▶ **Brief**
Write the entries below out again exactly; any picture in them stays out.

## start Exercise data

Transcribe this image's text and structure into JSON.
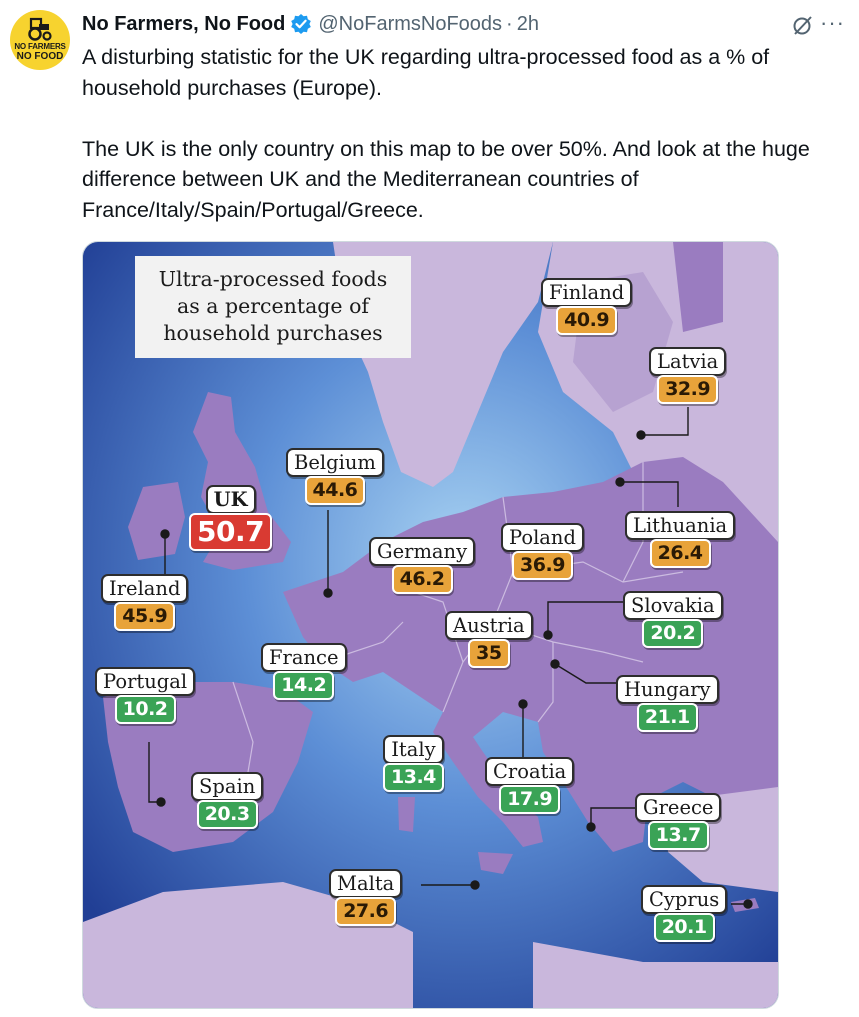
{
  "post": {
    "display_name": "No Farmers, No Food",
    "handle": "@NoFarmsNoFoods",
    "time": "2h",
    "separator": "·",
    "avatar_text_1": "NO FARMERS",
    "avatar_text_2": "NO FOOD",
    "text": "A disturbing statistic for the UK regarding ultra-processed food as a % of household purchases (Europe).\n\nThe UK is the only country on this map to be over 50%. And look at the huge difference between UK and the Mediterranean countries of France/Italy/Spain/Portugal/Greece.",
    "more_label": "···"
  },
  "map": {
    "title": "Ultra-processed foods as a percentage of household purchases",
    "title_line1": "Ultra-processed foods",
    "title_line2": "as a percentage of",
    "title_line3": "household purchases",
    "colors": {
      "sea": "#3f63b8",
      "land": "#9a7cc0",
      "land_light": "#c9b7dc",
      "amber": "#e8a33a",
      "green": "#3aa356",
      "red": "#d93a32"
    },
    "countries": [
      {
        "name": "Finland",
        "value": "40.9",
        "color": "amber"
      },
      {
        "name": "Latvia",
        "value": "32.9",
        "color": "amber"
      },
      {
        "name": "Belgium",
        "value": "44.6",
        "color": "amber"
      },
      {
        "name": "UK",
        "value": "50.7",
        "color": "red"
      },
      {
        "name": "Lithuania",
        "value": "26.4",
        "color": "amber"
      },
      {
        "name": "Poland",
        "value": "36.9",
        "color": "amber"
      },
      {
        "name": "Germany",
        "value": "46.2",
        "color": "amber"
      },
      {
        "name": "Ireland",
        "value": "45.9",
        "color": "amber"
      },
      {
        "name": "Slovakia",
        "value": "20.2",
        "color": "green"
      },
      {
        "name": "Austria",
        "value": "35",
        "color": "amber"
      },
      {
        "name": "France",
        "value": "14.2",
        "color": "green"
      },
      {
        "name": "Portugal",
        "value": "10.2",
        "color": "green"
      },
      {
        "name": "Hungary",
        "value": "21.1",
        "color": "green"
      },
      {
        "name": "Italy",
        "value": "13.4",
        "color": "green"
      },
      {
        "name": "Croatia",
        "value": "17.9",
        "color": "green"
      },
      {
        "name": "Spain",
        "value": "20.3",
        "color": "green"
      },
      {
        "name": "Greece",
        "value": "13.7",
        "color": "green"
      },
      {
        "name": "Malta",
        "value": "27.6",
        "color": "amber"
      },
      {
        "name": "Cyprus",
        "value": "20.1",
        "color": "green"
      }
    ]
  }
}
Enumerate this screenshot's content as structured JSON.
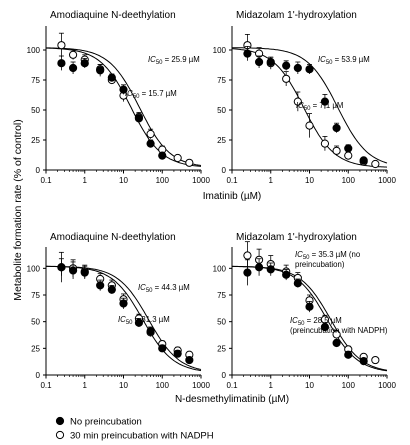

## end Exercise data

▶ **Exercise response**
Transcribe this image's text and structure into JSON.
{
  "post": {
    "display_name": "No Farmers, No Food",
    "handle": "@NoFarmsNoFoods",
    "time": "2h",
    "separator": "·",
    "avatar_text_1": "NO FARMERS",
    "avatar_text_2": "NO FOOD",
    "text": "A disturbing statistic for the UK regarding ultra-processed food as a % of household purchases (Europe).\n\nThe UK is the only country on this map to be over 50%. And look at the huge difference between UK and the Mediterranean countries of France/Italy/Spain/Portugal/Greece.",
    "more_label": "···"
  },
  "map": {
    "title": "Ultra-processed foods as a percentage of household purchases",
    "title_line1": "Ultra-processed foods",
    "title_line2": "as a percentage of",
    "title_line3": "household purchases",
    "colors": {
      "sea": "#3f63b8",
      "land": "#9a7cc0",
      "land_light": "#c9b7dc",
      "amber": "#e8a33a",
      "green": "#3aa356",
      "red": "#d93a32"
    },
    "countries": [
      {
        "name": "Finland",
        "value": "40.9",
        "color": "amber"
      },
      {
        "name": "Latvia",
        "value": "32.9",
        "color": "amber"
      },
      {
        "name": "Belgium",
        "value": "44.6",
        "color": "amber"
      },
      {
        "name": "UK",
        "value": "50.7",
        "color": "red"
      },
      {
        "name": "Lithuania",
        "value": "26.4",
        "color": "amber"
      },
      {
        "name": "Poland",
        "value": "36.9",
        "color": "amber"
      },
      {
        "name": "Germany",
        "value": "46.2",
        "color": "amber"
      },
      {
        "name": "Ireland",
        "value": "45.9",
        "color": "amber"
      },
      {
        "name": "Slovakia",
        "value": "20.2",
        "color": "green"
      },
      {
        "name": "Austria",
        "value": "35",
        "color": "amber"
      },
      {
        "name": "France",
        "value": "14.2",
        "color": "green"
      },
      {
        "name": "Portugal",
        "value": "10.2",
        "color": "green"
      },
      {
        "name": "Hungary",
        "value": "21.1",
        "color": "green"
      },
      {
        "name": "Italy",
        "value": "13.4",
        "color": "green"
      },
      {
        "name": "Croatia",
        "value": "17.9",
        "color": "green"
      },
      {
        "name": "Spain",
        "value": "20.3",
        "color": "green"
      },
      {
        "name": "Greece",
        "value": "13.7",
        "color": "green"
      },
      {
        "name": "Malta",
        "value": "27.6",
        "color": "amber"
      },
      {
        "name": "Cyprus",
        "value": "20.1",
        "color": "green"
      }
    ]
  }
}
Enumerate this screenshot's content as structured JSON.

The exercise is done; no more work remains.